## WHAT TO WORK ON:
Among the entries below, find the lines with the word "diesem" and copy them.

## SUPPLIED ENTRIES:
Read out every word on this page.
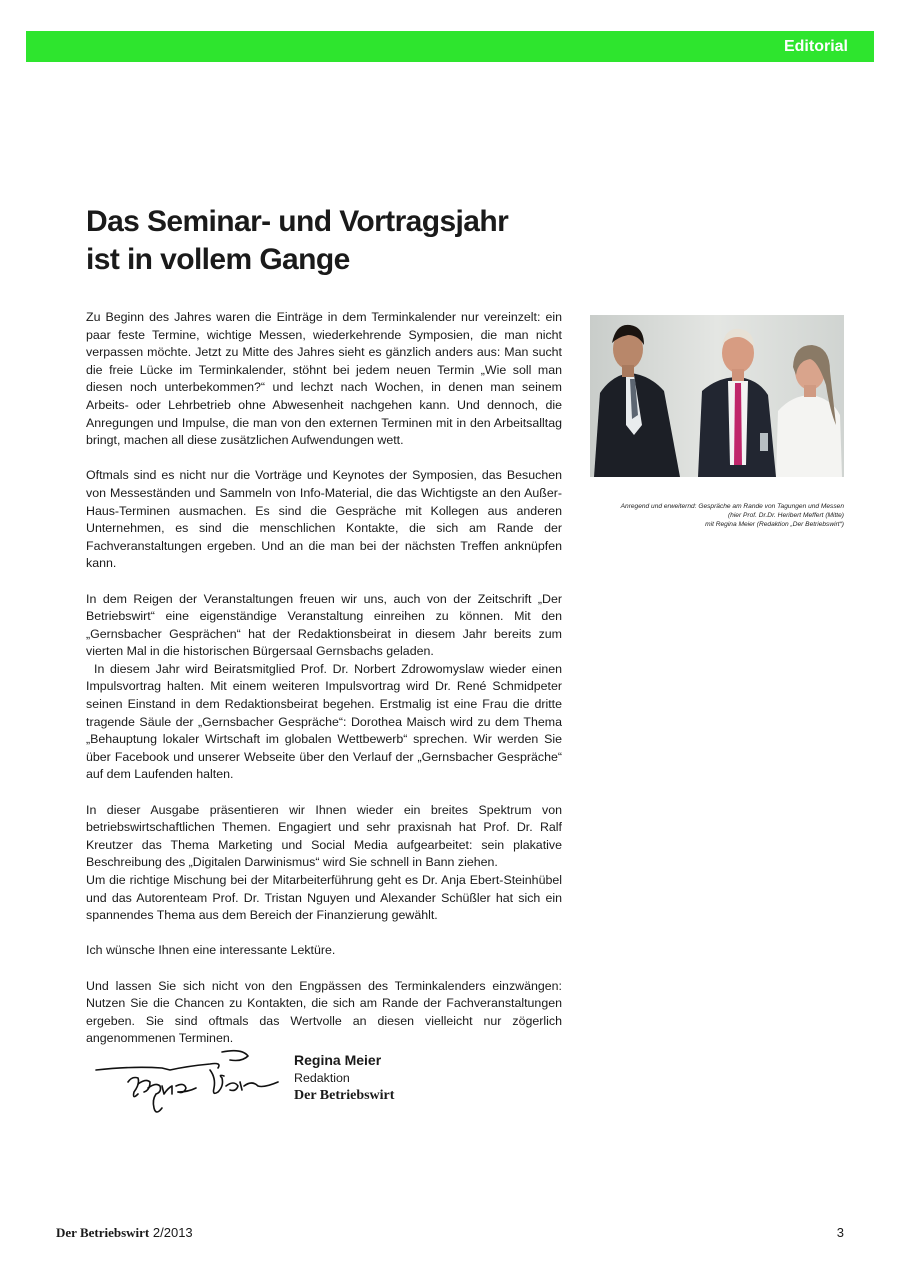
Editorial
Das Seminar- und Vortragsjahr
ist in vollem Gange

Zu Beginn des Jahres waren die Einträge in dem Terminkalender nur vereinzelt: ein paar feste Termine, wichtige Messen, wiederkehrende Symposien, die man nicht verpassen möchte. Jetzt zu Mitte des Jahres sieht es gänzlich anders aus: Man sucht die freie Lücke im Terminkalender, stöhnt bei jedem neuen Termin „Wie soll man diesen noch unterbekommen?“ und lechzt nach Wochen, in denen man seinem Arbeits- oder Lehrbetrieb ohne Abwesenheit nachgehen kann. Und dennoch, die Anregungen und Impulse, die man von den externen Terminen mit in den Arbeitsalltag bringt, machen all diese zusätzlichen Aufwendungen wett.

Oftmals sind es nicht nur die Vorträge und Keynotes der Symposien, das Besuchen von Messeständen und Sammeln von Info-Material, die das Wichtigste an den Außer-Haus-Terminen ausmachen. Es sind die Gespräche mit Kollegen aus anderen Unternehmen, es sind die menschlichen Kontakte, die sich am Rande der Fachveranstaltungen ergeben. Und an die man bei der nächsten Treffen anknüpfen kann.

In dem Reigen der Veranstaltungen freuen wir uns, auch von der Zeitschrift „Der Betriebswirt“ eine eigenständige Veranstaltung einreihen zu können. Mit den „Gernsbacher Gesprächen“ hat der Redaktionsbeirat in diesem Jahr bereits zum vierten Mal in die historischen Bürgersaal Gernsbachs geladen.
In diesem Jahr wird Beiratsmitglied Prof. Dr. Norbert Zdrowomyslaw wieder einen Impulsvortrag halten. Mit einem weiteren Impulsvortrag wird Dr. René Schmidpeter seinen Einstand in dem Redaktionsbeirat begehen. Erstmalig ist eine Frau die dritte tragende Säule der „Gernsbacher Gespräche“: Dorothea Maisch wird zu dem Thema „Behauptung lokaler Wirtschaft im globalen Wettbewerb“ sprechen. Wir werden Sie über Facebook und unserer Webseite über den Verlauf der „Gernsbacher Gespräche“ auf dem Laufenden halten.

In dieser Ausgabe präsentieren wir Ihnen wieder ein breites Spektrum von betriebswirtschaftlichen Themen. Engagiert und sehr praxisnah hat Prof. Dr. Ralf Kreutzer das Thema Marketing und Social Media aufgearbeitet: sein plakative Beschreibung des „Digitalen Darwinismus“ wird Sie schnell in Bann ziehen.
Um die richtige Mischung bei der Mitarbeiterführung geht es Dr. Anja Ebert-Steinhübel und das Autorenteam Prof. Dr. Tristan Nguyen und Alexander Schüßler hat sich ein spannendes Thema aus dem Bereich der Finanzierung gewählt.

Ich wünsche Ihnen eine interessante Lektüre.

Und lassen Sie sich nicht von den Engpässen des Terminkalenders einzwängen: Nutzen Sie die Chancen zu Kontakten, die sich am Rande der Fachveranstaltungen ergeben. Sie sind oftmals das Wertvolle an diesen vielleicht nur zögerlich angenommenen Terminen.

Anregend und erweiternd: Gespräche am Rande von Tagungen und Messen
(hier Prof. Dr.Dr. Heribert Meffert (Mitte)
mit Regina Meier (Redaktion „Der Betriebswirt“)
Regina Meier
Redaktion
Der Betriebswirt
Der Betriebswirt 2/2013	3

## RESPONSE BELOW:
In dem Reigen der Veranstaltungen freuen wir uns, auch von der Zeitschrift „Der Betriebswirt“ eine eigenständige Veranstaltung einreihen zu können. Mit den „Gernsbacher Gesprächen“ hat der Redaktionsbeirat in diesem Jahr bereits zum vierten Mal in die historischen Bürgersaal Gernsbachs geladen.
In diesem Jahr wird Beiratsmitglied Prof. Dr. Norbert Zdrowomyslaw wieder einen Impulsvortrag halten. Mit einem weiteren Impulsvortrag wird Dr. René Schmidpeter seinen Einstand in dem Redaktionsbeirat begehen. Erstmalig ist eine Frau die dritte tragende Säule der „Gernsbacher Gespräche“: Dorothea Maisch wird zu dem Thema „Behauptung lokaler Wirtschaft im globalen Wettbewerb“ sprechen. Wir werden Sie über Facebook und unserer Webseite über den Verlauf der „Gernsbacher Gespräche“ auf dem Laufenden halten.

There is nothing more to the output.